● INSTRUCTIONS FOR THE TASK
Quote the entries that follow exactly, leaving none out.

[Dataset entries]
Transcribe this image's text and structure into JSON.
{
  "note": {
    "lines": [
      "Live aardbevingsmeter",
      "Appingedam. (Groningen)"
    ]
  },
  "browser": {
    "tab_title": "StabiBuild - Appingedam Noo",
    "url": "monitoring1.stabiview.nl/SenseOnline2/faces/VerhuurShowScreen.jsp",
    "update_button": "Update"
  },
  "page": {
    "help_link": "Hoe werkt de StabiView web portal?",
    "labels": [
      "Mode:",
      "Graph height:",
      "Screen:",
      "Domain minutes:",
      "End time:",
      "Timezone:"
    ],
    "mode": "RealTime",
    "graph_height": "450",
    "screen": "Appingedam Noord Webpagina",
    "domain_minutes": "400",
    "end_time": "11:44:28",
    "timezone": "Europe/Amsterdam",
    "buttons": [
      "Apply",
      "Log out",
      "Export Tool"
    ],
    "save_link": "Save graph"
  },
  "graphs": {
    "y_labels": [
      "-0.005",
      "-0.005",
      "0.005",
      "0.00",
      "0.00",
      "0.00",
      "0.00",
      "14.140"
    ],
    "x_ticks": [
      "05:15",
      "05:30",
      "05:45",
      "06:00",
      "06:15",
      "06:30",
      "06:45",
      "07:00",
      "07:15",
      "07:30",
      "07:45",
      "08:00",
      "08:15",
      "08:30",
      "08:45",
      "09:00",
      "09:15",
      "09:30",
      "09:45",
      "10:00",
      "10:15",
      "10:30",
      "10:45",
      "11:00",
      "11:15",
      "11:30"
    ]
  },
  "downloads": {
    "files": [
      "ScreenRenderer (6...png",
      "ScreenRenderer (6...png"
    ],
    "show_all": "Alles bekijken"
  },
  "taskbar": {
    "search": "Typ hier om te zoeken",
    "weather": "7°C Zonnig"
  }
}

● RESULT FOR THIS EXERCISE
Transcribe this image's text and structure into JSON.
{
  "note": {
    "lines": [
      "Live aardbevingsmeter",
      "Appingedam. (Groningen)"
    ]
  },
  "browser": {
    "tab_title": "StabiBuild - Appingedam Noo",
    "url": "monitoring1.stabiview.nl/SenseOnline2/faces/VerhuurShowScreen.jsp",
    "update_button": "Update"
  },
  "page": {
    "help_link": "Hoe werkt de StabiView web portal?",
    "labels": [
      "Mode:",
      "Graph height:",
      "Screen:",
      "Domain minutes:",
      "End time:",
      "Timezone:"
    ],
    "mode": "RealTime",
    "graph_height": "450",
    "screen": "Appingedam Noord Webpagina",
    "domain_minutes": "400",
    "end_time": "11:44:28",
    "timezone": "Europe/Amsterdam",
    "buttons": [
      "Apply",
      "Log out",
      "Export Tool"
    ],
    "save_link": "Save graph"
  },
  "graphs": {
    "y_labels": [
      "-0.005",
      "-0.005",
      "0.005",
      "0.00",
      "0.00",
      "0.00",
      "0.00",
      "14.140"
    ],
    "x_ticks": [
      "05:15",
      "05:30",
      "05:45",
      "06:00",
      "06:15",
      "06:30",
      "06:45",
      "07:00",
      "07:15",
      "07:30",
      "07:45",
      "08:00",
      "08:15",
      "08:30",
      "08:45",
      "09:00",
      "09:15",
      "09:30",
      "09:45",
      "10:00",
      "10:15",
      "10:30",
      "10:45",
      "11:00",
      "11:15",
      "11:30"
    ]
  },
  "downloads": {
    "files": [
      "ScreenRenderer (6...png",
      "ScreenRenderer (6...png"
    ],
    "show_all": "Alles bekijken"
  },
  "taskbar": {
    "search": "Typ hier om te zoeken",
    "weather": "7°C Zonnig"
  }
}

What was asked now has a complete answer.